[Dataset listings of figures]
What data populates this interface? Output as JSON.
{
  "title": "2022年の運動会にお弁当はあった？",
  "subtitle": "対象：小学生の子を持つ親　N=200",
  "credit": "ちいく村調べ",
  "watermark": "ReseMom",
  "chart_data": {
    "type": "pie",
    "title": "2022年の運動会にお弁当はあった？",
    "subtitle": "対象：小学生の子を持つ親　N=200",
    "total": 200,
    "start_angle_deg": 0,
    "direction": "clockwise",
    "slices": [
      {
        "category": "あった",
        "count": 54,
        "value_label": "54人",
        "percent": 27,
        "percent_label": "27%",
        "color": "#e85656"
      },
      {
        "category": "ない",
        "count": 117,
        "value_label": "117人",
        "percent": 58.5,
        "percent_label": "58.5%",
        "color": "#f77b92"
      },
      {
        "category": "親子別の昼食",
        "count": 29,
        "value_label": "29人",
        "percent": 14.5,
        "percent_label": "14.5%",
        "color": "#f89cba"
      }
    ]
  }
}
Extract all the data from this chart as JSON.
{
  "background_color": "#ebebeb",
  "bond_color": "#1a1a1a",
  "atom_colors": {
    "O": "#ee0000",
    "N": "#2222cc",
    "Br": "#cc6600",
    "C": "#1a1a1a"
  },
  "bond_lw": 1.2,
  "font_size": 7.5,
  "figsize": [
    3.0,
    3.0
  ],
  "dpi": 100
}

# Exercise details:
Each line that contains the string "subtitle" counts once; report how many such lines the entries have, giving only the number.

# Answer to the exercise:
2